::: Data lines

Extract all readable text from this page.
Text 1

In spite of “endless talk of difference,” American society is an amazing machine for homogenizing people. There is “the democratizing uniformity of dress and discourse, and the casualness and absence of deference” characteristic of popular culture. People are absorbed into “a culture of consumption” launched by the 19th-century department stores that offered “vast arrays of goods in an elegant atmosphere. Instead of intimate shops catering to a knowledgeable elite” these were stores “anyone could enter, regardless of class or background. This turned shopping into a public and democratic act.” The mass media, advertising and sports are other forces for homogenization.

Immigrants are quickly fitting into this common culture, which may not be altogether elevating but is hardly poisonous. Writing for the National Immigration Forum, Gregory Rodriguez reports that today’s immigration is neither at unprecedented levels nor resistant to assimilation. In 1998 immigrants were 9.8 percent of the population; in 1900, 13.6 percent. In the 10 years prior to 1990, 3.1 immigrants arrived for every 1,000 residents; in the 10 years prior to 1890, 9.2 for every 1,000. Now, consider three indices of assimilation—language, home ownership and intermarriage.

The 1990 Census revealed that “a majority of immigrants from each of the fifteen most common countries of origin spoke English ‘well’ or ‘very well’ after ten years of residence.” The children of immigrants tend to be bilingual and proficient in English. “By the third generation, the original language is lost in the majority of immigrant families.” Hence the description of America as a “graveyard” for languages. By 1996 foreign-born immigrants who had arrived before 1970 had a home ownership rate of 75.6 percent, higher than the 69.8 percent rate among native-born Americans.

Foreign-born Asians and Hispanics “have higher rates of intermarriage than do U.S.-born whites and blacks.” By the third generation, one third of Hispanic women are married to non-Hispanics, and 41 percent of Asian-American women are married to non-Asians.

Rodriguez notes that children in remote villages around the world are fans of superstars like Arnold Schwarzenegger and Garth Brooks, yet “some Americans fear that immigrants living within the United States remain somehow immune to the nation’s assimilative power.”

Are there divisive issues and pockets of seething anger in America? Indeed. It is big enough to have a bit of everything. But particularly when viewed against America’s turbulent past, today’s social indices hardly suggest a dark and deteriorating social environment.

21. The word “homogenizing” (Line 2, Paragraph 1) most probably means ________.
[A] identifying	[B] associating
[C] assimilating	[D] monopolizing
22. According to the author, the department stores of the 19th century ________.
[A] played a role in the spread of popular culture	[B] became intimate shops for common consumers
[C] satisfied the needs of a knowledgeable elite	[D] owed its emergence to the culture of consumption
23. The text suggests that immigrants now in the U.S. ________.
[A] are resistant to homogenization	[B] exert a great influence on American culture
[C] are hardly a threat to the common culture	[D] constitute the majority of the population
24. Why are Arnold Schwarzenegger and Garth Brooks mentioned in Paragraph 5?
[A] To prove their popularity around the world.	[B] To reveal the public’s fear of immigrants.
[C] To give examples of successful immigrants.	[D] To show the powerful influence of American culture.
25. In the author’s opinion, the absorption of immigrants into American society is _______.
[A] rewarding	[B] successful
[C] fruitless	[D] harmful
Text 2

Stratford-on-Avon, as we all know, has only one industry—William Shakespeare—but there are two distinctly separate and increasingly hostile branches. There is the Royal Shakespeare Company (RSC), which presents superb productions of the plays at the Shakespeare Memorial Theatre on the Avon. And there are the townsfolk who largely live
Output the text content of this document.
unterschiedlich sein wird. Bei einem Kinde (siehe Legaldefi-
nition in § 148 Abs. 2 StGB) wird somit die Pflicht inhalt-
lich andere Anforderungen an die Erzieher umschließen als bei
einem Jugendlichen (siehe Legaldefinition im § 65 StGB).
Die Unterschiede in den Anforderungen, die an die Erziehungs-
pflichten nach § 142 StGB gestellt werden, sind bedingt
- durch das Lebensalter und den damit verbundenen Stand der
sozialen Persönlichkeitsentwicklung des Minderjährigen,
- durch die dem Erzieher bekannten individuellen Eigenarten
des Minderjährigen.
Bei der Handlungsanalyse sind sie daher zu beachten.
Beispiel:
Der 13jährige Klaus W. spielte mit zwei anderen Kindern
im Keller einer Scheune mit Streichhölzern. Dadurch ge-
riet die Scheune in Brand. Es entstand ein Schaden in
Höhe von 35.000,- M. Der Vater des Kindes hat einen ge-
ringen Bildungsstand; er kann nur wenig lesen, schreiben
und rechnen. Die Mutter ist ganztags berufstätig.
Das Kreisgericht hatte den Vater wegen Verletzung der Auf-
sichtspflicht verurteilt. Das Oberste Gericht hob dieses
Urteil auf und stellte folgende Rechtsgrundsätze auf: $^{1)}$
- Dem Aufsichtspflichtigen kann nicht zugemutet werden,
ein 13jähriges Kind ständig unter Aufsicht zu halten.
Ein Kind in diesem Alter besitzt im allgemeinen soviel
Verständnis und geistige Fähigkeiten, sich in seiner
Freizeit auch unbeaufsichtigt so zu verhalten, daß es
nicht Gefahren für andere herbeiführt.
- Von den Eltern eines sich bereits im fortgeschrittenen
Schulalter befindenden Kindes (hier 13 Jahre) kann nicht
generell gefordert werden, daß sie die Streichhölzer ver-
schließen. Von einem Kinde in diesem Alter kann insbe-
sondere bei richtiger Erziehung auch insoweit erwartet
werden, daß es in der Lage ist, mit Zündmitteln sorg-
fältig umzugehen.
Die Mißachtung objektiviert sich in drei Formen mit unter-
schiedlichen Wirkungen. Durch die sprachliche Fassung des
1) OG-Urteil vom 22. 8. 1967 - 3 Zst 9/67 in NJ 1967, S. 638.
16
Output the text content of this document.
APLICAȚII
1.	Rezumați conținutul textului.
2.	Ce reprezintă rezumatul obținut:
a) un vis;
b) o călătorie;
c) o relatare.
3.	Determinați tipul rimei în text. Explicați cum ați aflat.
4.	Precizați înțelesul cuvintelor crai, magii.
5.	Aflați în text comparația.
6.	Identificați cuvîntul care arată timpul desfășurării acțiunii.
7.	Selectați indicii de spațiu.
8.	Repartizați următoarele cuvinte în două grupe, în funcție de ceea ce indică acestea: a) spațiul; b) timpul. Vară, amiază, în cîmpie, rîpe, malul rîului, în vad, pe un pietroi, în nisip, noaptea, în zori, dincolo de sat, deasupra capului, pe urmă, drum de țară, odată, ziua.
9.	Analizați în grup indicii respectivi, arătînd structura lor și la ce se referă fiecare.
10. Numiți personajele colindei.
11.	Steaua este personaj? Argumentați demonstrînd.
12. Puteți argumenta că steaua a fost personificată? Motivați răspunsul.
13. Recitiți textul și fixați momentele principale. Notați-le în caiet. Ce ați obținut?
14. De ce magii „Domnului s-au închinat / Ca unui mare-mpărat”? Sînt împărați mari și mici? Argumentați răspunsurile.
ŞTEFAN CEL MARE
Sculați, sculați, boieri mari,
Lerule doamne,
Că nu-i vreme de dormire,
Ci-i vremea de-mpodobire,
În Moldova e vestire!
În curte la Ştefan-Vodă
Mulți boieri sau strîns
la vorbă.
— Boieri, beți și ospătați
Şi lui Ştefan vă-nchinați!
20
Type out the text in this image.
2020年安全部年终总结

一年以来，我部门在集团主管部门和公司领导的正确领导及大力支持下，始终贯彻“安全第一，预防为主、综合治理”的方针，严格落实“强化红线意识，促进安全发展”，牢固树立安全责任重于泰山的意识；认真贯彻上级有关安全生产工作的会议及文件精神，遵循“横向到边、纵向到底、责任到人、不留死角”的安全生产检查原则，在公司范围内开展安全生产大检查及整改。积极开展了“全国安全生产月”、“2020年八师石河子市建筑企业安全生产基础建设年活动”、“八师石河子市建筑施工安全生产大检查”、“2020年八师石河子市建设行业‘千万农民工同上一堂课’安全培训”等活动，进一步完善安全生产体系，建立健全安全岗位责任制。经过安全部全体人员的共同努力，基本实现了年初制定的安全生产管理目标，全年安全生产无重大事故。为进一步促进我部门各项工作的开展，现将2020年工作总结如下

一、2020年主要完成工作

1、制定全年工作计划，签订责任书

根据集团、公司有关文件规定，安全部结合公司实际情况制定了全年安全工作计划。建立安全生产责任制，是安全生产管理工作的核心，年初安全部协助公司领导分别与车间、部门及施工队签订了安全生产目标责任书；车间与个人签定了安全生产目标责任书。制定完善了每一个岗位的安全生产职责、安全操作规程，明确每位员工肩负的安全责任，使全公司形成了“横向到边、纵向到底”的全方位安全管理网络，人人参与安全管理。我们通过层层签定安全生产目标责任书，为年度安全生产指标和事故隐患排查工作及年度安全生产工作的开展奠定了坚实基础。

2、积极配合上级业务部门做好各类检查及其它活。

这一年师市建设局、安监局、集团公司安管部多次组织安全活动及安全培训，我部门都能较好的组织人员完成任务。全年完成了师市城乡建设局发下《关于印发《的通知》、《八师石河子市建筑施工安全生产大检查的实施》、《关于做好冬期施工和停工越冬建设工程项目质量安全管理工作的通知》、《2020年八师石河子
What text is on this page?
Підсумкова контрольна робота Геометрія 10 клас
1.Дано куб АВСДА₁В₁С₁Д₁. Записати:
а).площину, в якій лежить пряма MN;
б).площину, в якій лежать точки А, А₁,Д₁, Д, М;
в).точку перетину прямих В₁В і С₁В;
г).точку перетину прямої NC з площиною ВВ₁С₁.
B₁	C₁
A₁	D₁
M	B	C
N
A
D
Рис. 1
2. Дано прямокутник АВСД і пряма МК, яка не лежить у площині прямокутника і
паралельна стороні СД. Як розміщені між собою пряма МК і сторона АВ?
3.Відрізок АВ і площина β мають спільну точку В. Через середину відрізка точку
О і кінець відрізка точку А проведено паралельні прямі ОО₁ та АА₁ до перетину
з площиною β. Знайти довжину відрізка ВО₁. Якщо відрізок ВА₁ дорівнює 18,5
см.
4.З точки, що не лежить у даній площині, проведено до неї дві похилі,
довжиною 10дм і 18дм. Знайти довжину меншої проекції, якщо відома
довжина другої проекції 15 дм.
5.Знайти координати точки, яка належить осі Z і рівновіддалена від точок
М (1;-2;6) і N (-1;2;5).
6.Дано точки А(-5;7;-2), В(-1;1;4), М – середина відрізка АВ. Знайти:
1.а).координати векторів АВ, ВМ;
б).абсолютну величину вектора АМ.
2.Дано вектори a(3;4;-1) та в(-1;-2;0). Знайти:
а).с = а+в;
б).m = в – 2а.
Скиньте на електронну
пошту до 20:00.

::::::

Scan the material above. Extract every line in which the word "площині" occurs.

- The solution -
2. Дано прямокутник АВСД і пряма МК, яка не лежить у площині прямокутника і
4.З точки, що не лежить у даній площині, проведено до неї дві похилі,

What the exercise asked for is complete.